DOCUMENT SECTION
========================================

Vascular Biology: Keeping endometriosis at bay
Developmental Medicine: Sound games train dyslexic children to read
Newborn Medicine: Umbilical-cord studies shed light on lung disease
Up to 15 percent of women suffer from endometriosis, in which tissue normally found in the uterus grows elsewhere in the body. Now, a discovery that certain immune cells trigger angiogenesis—the formation of new blood vessels—opens the possibility of more effective, less toxic treatments.
Angiogenesis, which stimulates growth of cancerous tumors, also encourages small, symptomless endometriosis lesions to enlarge, causing pelvic pain and infertility. Working in a mouse model, research fellow Ofer Fainaru, MD, PhD, and colleagues in Vascular Biology found that dendritic cells, part of the immune system, invade endometriosis lesions, and that new vessels soon form nearby. Fainaru thinks the dendritic cells send signals that attract endothelial cells, which help build blood vessels, to the lesions.
If the findings hold true in humans, Fainaru hopes to find a way to kill or alter dendritic cells so that endometriosis lesions remain tiny and harmless. The study was published online in September by the journal FASEB; Judah Folkman, MD, director of the Vascular Biology Program, was senior author.
About 40 years ago, cognitive researchers raised scientific eyebrows by suggesting that some dyslexic children struggle to read because of an auditory problem: a difficulty in processing fast-changing sounds. Now, Nadine Gaab, PhD, in the Developmental Medicine Center's Laboratory of Cognitive Neuroscience, has provided the first brain images to support this idea. Her study, in the journal Restorative Neurology and Neuroscience, also shows that the problem can partially be trained away and brain wiring can be changed in at least some children with dyslexia.
Being able to capture nuances within fast-changing sounds, like the syllable "ba," is critical to learning language and, later, to knowing what printed letters sound like. But when Gaab's 9- to 12-year-old subjects with dyslexia listened to sounds that changed quickly—more than a few milliseconds—their brains didn't show the activity seen in typical readers' brains. Functional MRI (fMRI) images showed that the dyslexic children's brains weren't properly wired for fast sounds.
The solution? Computer games that played the fast-changing sounds slowly, then gradually sped them up. After eight weeks of sessions, the dyslexic children's brains responded more like typical readers' when processing fast sounds, and their reading improved.
In her child-friendly fMRI lab at Children's Waltham center, Gaab will now study preschoolers whose family members have dyslexia. By looking for sound-processing problems on fMRI, she hopes to catch—and fix—dyslexia at an early stage, before the children begin learning to read. For more, visit www.childrenshospital.org/cfapps/research/data_admin/Site2545/mainpageS2545P0.html.
Up to 40 percent of extremely premature infants develop bronchopulmonary dysplasia (BPD). Little is known about how to predict this debilitating lung disease, let alone prevent or treat it. Now, genetic studies of preemies' umbilical cords, published online by Genome Biology on October 4, provide a much-needed lead.
A team led by Isaac Kohane, MD, PhD, director of the Children's Hospital Informatics Program, and Neonatology fellow Jennifer Cohen, MD, obtained cord tissue from 54 babies born before 28 weeks' gestation and analyzed the activity of all their 30,000-odd genes. Children's Hospital Boston researchers found that the 20 infants who went on to have BPD had a difference in a pathway that is also disrupted in adult chronic obstructive pulmonary disease (COPD). This so-called chromatin remodeling pathway is responsible for the "unwrapping" of coiled DNA strands so that a gene can "turn on," says Kohane. When it's disrupted, certain inflammatory genes get stuck on, and lung tissue is chewed away.
Drugs known as histone deacetylase inhibitors already target this pathway and are being developed to treat COPD in adults. Kohane and Cohen hope the drugs can also prevent or treat BPD in premature infants.

========================================

QUESTIONS ON THE MATERIAL
**a)** From the research briefs, reproduce word for word the passage from "Being able to" up to and including "their reading improved.".
**b)** Answer these questions using the research briefs:
(i) Which journal published the endometriosis study online in September?
(ii) After how many weeks of sessions did the dyslexic children's brains respond more like typical readers' brains?
(iii) From how many babies did the team obtain umbilical-cord tissue?
**c)** Rewrite the paragraph of the research briefs that begins "A team led by Isaac Kohane" as a bulleted list that keeps its main facts.
Use only the research briefs as your source.

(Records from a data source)

========================================

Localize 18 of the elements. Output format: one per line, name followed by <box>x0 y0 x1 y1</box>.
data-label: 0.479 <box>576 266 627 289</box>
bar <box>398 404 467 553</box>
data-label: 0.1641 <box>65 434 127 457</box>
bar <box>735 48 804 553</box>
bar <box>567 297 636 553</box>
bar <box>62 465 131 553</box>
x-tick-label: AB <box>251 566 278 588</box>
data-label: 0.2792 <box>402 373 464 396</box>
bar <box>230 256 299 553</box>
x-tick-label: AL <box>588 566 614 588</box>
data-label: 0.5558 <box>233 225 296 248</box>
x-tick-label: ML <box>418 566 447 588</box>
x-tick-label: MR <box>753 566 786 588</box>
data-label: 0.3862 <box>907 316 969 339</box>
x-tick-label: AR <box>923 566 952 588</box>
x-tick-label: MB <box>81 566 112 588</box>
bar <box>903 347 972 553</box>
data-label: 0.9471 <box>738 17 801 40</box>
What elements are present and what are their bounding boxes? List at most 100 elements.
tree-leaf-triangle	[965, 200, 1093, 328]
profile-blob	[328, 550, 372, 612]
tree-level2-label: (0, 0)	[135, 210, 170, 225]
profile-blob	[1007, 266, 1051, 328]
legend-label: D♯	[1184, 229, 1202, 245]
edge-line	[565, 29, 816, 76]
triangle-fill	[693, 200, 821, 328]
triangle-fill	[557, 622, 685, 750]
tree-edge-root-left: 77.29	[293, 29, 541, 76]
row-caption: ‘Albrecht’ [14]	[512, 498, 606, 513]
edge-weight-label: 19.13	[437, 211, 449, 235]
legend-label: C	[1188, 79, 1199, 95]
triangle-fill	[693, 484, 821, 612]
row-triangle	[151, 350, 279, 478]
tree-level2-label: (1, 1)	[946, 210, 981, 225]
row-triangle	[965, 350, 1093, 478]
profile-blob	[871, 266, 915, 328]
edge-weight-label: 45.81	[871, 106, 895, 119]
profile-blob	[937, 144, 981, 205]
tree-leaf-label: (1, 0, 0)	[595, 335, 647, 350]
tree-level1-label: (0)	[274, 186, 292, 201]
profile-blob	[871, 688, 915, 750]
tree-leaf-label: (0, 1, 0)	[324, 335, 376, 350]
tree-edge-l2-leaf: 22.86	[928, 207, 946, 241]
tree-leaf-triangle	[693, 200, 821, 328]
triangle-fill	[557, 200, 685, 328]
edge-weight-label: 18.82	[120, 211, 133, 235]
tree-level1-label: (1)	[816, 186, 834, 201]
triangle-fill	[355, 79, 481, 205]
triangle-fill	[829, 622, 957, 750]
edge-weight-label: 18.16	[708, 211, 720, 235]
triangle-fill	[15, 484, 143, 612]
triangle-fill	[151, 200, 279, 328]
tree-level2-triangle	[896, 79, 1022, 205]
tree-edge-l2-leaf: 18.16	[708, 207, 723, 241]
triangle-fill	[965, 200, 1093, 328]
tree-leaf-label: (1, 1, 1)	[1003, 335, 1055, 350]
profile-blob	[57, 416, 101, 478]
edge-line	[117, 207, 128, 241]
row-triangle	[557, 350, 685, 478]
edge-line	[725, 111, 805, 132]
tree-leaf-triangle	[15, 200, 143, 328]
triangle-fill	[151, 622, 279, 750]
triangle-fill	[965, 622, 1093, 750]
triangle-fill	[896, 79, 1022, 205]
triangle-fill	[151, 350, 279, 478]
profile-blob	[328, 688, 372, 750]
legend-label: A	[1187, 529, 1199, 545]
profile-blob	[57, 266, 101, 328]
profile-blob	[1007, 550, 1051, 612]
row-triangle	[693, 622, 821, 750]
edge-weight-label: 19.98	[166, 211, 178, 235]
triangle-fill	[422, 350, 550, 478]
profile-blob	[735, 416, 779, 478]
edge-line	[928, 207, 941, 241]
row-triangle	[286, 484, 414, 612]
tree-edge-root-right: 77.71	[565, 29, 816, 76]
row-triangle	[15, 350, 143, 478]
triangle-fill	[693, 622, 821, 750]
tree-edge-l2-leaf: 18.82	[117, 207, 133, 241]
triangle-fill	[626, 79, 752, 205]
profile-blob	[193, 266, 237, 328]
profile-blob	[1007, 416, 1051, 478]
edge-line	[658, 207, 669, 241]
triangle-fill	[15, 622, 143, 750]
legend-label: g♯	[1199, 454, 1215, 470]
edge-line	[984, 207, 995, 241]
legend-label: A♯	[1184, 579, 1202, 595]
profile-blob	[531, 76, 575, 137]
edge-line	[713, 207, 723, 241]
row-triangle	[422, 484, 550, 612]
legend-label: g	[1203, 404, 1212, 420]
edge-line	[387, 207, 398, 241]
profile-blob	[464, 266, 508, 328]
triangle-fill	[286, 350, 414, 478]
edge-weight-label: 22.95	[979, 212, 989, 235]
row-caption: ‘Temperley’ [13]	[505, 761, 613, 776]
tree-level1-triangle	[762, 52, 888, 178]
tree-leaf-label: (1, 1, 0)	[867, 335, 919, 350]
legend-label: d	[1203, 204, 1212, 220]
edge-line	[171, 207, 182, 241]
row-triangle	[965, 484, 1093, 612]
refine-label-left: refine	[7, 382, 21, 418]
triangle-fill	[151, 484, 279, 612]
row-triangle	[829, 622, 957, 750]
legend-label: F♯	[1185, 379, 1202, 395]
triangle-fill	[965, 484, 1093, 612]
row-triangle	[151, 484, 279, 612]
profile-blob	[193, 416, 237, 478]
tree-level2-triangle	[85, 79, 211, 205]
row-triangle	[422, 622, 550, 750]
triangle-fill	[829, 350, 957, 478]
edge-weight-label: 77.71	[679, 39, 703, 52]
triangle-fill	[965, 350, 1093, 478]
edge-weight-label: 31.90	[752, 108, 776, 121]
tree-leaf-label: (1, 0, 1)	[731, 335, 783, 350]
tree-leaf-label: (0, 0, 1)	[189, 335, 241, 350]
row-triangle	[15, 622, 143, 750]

========================================

EXERCISE RESPONSES
**a)**
Being able to capture nuances within fast-changing sounds, like the syllable "ba," is critical to learning language and, later, to knowing what printed letters sound like. But when Gaab's 9- to 12-year-old subjects with dyslexia listened to sounds that changed quickly—more than a few milliseconds—their brains didn't show the activity seen in typical readers' brains. Functional MRI (fMRI) images showed that the dyslexic children's brains weren't properly wired for fast sounds.
The solution? Computer games that played the fast-changing sounds slowly, then gradually sped them up. After eight weeks of sessions, the dyslexic children's brains responded more like typical readers' when processing fast sounds, and their reading improved.

**b)**
(i) FASEB
(ii) Eight weeks
(iii) 54 babies

**c)**
- The team was led by Isaac Kohane, MD, PhD, director of the Children's Hospital Informatics Program, and Neonatology fellow Jennifer Cohen, MD.
- They obtained cord tissue from 54 babies born before 28 weeks' gestation.
- They analyzed the activity of all of the babies' 30,000-odd genes.
- The 20 infants who went on to have BPD had a difference in a pathway that is also disrupted in adult COPD.
- This chromatin remodeling pathway "unwraps" coiled DNA strands so that a gene can "turn on."
- When the pathway is disrupted, certain inflammatory genes get stuck on, and lung tissue is chewed away.